§ **Directions**:
Going through the material below, please gather all lines with the word "subtitle" in them.

————————

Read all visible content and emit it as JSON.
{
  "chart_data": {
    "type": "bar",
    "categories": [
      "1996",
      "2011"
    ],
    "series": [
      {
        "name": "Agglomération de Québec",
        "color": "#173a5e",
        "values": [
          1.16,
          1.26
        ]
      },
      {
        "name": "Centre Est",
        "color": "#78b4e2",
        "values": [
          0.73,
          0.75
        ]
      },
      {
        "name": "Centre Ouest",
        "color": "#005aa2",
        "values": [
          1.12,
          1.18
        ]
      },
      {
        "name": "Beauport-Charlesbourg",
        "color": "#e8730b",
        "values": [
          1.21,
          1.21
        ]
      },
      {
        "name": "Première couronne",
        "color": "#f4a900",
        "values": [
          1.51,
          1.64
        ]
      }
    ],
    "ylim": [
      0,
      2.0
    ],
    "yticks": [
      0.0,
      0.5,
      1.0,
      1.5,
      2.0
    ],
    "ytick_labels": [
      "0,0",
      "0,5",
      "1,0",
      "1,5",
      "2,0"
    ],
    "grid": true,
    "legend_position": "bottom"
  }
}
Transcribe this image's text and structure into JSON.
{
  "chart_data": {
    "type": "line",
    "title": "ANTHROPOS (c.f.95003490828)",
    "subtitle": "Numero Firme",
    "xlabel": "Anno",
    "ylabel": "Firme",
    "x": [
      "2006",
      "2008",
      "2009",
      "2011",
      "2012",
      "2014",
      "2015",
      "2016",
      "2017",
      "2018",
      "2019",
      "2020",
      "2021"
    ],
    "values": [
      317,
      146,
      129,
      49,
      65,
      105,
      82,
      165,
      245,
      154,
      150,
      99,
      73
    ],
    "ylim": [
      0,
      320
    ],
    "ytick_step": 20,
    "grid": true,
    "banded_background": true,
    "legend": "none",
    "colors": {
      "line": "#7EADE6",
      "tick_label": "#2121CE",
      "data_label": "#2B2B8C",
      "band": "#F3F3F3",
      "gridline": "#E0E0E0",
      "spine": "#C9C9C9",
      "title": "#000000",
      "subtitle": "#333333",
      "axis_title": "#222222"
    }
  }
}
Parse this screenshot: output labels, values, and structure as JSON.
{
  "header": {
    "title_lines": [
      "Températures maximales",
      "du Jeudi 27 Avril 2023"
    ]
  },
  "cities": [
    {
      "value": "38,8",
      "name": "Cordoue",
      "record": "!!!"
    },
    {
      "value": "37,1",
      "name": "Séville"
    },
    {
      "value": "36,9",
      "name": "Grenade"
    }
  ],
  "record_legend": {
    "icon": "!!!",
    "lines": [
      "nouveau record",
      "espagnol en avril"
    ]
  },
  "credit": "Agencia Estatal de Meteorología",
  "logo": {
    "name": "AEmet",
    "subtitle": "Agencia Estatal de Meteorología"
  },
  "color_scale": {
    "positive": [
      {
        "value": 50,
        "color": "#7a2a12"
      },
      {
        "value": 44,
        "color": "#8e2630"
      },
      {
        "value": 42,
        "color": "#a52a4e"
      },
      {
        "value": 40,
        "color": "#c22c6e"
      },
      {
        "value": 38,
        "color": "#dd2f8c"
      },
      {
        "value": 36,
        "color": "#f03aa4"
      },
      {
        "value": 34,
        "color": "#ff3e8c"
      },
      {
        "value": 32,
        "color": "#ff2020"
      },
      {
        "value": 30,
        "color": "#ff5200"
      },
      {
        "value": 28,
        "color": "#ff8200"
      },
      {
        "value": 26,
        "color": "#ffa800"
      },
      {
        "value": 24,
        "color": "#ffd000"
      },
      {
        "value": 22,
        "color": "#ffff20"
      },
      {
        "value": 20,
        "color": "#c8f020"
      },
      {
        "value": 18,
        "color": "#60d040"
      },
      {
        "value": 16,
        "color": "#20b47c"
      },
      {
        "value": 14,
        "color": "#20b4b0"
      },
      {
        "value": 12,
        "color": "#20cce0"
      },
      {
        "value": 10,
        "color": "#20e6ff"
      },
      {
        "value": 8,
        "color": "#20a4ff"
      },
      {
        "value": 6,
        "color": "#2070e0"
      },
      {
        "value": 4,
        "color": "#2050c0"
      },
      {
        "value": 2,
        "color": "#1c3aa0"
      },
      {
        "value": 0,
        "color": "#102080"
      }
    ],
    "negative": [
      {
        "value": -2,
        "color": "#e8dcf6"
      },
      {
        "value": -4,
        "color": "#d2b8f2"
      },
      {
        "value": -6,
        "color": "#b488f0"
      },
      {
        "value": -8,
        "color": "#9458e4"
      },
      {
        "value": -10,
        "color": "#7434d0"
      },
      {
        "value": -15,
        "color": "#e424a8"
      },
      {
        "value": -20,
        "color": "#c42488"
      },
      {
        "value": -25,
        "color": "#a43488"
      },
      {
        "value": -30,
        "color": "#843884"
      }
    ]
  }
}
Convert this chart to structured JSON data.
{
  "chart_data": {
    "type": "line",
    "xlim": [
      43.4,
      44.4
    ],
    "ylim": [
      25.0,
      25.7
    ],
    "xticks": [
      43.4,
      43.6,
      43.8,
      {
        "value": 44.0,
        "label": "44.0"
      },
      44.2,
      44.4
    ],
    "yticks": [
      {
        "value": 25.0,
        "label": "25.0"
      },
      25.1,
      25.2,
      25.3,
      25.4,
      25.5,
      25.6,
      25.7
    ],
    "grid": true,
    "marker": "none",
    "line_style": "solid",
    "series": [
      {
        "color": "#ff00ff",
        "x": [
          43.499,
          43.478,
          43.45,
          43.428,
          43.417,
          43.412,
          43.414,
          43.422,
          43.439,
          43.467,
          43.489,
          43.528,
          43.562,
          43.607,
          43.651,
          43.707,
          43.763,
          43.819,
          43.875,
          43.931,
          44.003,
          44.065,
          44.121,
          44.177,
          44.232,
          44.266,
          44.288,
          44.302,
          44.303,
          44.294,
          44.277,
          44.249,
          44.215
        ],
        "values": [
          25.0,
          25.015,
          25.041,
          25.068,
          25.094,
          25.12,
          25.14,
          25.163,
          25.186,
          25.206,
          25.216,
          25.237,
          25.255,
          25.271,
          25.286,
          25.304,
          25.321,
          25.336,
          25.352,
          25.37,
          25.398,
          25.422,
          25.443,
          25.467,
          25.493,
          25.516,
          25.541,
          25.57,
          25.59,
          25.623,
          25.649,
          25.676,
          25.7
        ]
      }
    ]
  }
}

————————

§ **Solution to this exercise**:
    "subtitle": "Numero Firme",
      "subtitle": "#333333",
    "subtitle": "Agencia Estatal de Meteorología"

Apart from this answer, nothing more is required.